Sketch a service-oriented architecture with clear separation of concerns. A Search Service backed by Elasticsearch handles geo and text queries, returning restaurant metadata and availability summaries. A Booking Service owns the transactional workflow, interacting with PostgreSQL to check precise slot availability and create reservations. An Availability Service maintains per-slot inventory counts and publishes change events. A Notification Service handles confirmations, reminders, and cancellation emails. Place Redis in front of hot paths for caching search results and managing short-lived holds during checkout. Use a message queue (Kafka) to decouple inventory updates from search reindexing, ensuring eventual consistency without blocking booking transactions.
Walk through the core booking transaction in detail. When a user selects a restaurant, date, time, and party size, the Booking Service starts a database transaction. It queries the availability table: SELECT available_count FROM slots WHERE restaurant_id = ? AND date = ? AND time_slot = ? AND table_group_id = ? FOR UPDATE. If a suitable table group has capacity, it decrements the count and inserts a reservation row with a CONFIRMED status and generated confirmation code. The service then sends a confirmation event to Kafka for the Notification Service. Discuss how FOR UPDATE row locks prevent concurrent transactions from double-booking, and how the composite index ensures the query completes in milliseconds. For the hold pattern, explain how Redis stores a hold with a 5-minute TTL, converting to a confirmed reservation only after user completes the flow.
++++++
> [Apply what you read]
a – Please transcribe the passage of the restaurant booking architecture text starting with "Sketch a service-oriented" and going on through "blocking booking transactions.".
b – Extend the restaurant booking architecture text from its last sentence.
++++++
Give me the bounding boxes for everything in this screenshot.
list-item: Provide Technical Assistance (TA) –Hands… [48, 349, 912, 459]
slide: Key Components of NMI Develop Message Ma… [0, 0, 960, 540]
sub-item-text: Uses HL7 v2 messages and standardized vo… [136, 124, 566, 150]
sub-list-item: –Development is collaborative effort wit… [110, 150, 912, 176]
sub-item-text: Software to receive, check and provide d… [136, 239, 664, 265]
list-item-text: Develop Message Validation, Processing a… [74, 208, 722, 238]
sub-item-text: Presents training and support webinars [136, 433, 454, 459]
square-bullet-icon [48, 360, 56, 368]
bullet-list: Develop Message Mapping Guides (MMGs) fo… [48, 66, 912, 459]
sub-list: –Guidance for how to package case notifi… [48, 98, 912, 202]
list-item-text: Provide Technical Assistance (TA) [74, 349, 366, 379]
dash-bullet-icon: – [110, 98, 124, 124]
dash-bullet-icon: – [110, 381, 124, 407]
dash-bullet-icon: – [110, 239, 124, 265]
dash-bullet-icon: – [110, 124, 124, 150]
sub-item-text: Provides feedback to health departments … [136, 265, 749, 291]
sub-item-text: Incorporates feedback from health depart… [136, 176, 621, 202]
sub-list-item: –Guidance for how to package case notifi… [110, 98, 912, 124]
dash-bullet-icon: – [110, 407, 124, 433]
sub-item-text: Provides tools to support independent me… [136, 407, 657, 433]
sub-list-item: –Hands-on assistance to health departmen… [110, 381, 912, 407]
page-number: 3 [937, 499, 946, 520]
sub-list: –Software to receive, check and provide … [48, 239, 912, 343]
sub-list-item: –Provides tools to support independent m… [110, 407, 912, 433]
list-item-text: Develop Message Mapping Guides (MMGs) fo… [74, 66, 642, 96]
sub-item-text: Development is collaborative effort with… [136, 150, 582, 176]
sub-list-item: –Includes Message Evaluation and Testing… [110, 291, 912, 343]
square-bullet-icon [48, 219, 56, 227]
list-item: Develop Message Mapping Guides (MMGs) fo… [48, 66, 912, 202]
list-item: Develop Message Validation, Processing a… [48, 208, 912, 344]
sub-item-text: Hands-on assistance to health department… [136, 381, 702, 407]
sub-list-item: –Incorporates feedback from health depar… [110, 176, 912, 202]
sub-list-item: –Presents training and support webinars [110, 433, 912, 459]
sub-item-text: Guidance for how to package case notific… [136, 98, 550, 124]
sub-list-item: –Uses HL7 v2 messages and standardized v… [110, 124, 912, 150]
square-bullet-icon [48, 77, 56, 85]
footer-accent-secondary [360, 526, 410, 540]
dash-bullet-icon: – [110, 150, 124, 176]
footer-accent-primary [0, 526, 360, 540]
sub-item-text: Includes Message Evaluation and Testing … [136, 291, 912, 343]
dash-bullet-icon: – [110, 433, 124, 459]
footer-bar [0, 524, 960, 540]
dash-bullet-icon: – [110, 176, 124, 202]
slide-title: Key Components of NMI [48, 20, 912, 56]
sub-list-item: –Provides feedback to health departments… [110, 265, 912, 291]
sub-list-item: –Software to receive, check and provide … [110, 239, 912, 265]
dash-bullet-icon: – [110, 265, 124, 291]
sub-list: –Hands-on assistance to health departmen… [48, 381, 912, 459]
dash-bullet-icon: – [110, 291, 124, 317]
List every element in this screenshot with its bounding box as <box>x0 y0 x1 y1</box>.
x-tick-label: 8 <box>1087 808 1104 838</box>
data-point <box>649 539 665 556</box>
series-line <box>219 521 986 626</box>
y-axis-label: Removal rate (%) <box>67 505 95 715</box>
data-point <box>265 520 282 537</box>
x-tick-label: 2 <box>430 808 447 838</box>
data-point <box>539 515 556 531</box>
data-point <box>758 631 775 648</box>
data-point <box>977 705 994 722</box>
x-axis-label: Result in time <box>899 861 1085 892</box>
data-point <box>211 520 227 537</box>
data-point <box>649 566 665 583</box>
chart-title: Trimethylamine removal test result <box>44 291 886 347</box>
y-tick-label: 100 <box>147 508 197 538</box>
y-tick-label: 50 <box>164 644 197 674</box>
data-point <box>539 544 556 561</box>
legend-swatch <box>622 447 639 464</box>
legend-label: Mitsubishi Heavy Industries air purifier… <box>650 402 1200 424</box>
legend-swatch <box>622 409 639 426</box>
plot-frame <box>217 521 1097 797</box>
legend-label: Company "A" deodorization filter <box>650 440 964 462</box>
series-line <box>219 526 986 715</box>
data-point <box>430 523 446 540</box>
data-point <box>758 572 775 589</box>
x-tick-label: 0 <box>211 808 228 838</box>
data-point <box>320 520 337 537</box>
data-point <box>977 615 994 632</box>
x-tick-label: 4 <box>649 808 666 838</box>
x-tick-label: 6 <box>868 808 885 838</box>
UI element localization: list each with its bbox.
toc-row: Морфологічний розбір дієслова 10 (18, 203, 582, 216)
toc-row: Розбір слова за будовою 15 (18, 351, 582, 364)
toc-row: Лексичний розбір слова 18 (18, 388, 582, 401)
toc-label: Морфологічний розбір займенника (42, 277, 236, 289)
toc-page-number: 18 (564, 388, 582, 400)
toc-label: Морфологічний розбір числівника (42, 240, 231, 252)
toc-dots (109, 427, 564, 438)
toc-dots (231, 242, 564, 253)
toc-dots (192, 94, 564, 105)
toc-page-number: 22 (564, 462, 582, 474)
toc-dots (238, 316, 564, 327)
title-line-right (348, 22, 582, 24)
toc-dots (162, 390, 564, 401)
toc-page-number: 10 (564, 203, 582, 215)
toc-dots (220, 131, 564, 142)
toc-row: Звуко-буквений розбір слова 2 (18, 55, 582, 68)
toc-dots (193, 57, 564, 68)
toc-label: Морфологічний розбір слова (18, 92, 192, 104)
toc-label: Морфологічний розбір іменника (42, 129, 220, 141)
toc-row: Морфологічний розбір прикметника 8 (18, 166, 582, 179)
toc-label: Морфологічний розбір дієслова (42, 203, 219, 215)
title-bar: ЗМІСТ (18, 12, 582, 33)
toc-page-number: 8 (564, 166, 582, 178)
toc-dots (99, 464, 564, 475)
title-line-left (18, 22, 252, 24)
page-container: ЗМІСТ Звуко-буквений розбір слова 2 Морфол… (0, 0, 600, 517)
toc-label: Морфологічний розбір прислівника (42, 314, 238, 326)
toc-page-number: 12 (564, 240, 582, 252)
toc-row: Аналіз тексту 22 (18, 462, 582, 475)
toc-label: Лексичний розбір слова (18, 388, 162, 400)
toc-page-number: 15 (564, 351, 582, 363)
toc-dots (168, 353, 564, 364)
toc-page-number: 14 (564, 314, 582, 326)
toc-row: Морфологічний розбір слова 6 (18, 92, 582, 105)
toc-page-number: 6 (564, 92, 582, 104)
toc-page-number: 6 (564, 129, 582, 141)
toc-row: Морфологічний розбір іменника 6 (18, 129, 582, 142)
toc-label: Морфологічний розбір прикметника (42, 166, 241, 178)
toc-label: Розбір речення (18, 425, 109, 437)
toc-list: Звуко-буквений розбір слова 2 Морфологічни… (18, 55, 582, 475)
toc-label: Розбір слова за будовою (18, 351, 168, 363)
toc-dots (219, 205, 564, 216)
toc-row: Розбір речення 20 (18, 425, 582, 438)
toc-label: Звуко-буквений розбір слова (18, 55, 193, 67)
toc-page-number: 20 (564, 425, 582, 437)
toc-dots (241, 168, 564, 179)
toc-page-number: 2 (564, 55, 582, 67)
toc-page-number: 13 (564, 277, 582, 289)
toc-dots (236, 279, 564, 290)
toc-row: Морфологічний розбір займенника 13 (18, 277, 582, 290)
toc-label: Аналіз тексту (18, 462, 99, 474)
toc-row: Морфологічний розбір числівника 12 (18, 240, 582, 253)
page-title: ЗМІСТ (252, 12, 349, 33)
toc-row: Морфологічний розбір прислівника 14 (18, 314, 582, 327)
++++++
> [Answers to this exercise]
a –
Sketch a service-oriented architecture with clear separation of concerns. A Search Service backed by Elasticsearch handles geo and text queries, returning restaurant metadata and availability summaries. A Booking Service owns the transactional workflow, interacting with PostgreSQL to check precise slot availability and create reservations. An Availability Service maintains per-slot inventory counts and publishes change events. A Notification Service handles confirmations, reminders, and cancellation emails. Place Redis in front of hot paths for caching search results and managing short-lived holds during checkout. Use a message queue (Kafka) to decouple inventory updates from search reindexing, ensuring eventual consistency without blocking booking transactions.

b –
Cover remaining non-functional requirements. For scalability, partition the slots table by date to keep active queries fast and archive historical data. Use read replicas for search-related availability queries that tolerate slight lag. For reliability, implement idempotency tokens on booking requests so retries from client timeouts do not create duplicate reservations. Use circuit breakers around notification service calls to avoid blocking the booking path. For latency, explain how caching popular restaurant searches in Redis with 2-minute TTLs reduces Elasticsearch load, and how precomputing availability summaries avoids aggregation queries. For consistency, describe how booking events publish to Kafka and a consumer updates the Elasticsearch index, accepting eventual consistency in search while guaranteeing strong consistency in the booking path. Finally, touch on observability: track booking success rates, hold conversion rates, search latency percentiles, and contention metrics to tune under load.
"User should be able to book a restaurant by selecting filter like a day, approximate time, no of people. In return, there are no of slot listed before and after to the given time slots."
"Design a system to make restaurant reservations. Users should be able to search for a restaurant based on name/cuisine/location, make single/group reservations. By default, we need to show all the restaurants within 30 miles of users location."
"Design a restaurant booking service users can reserve, edit and delete booking."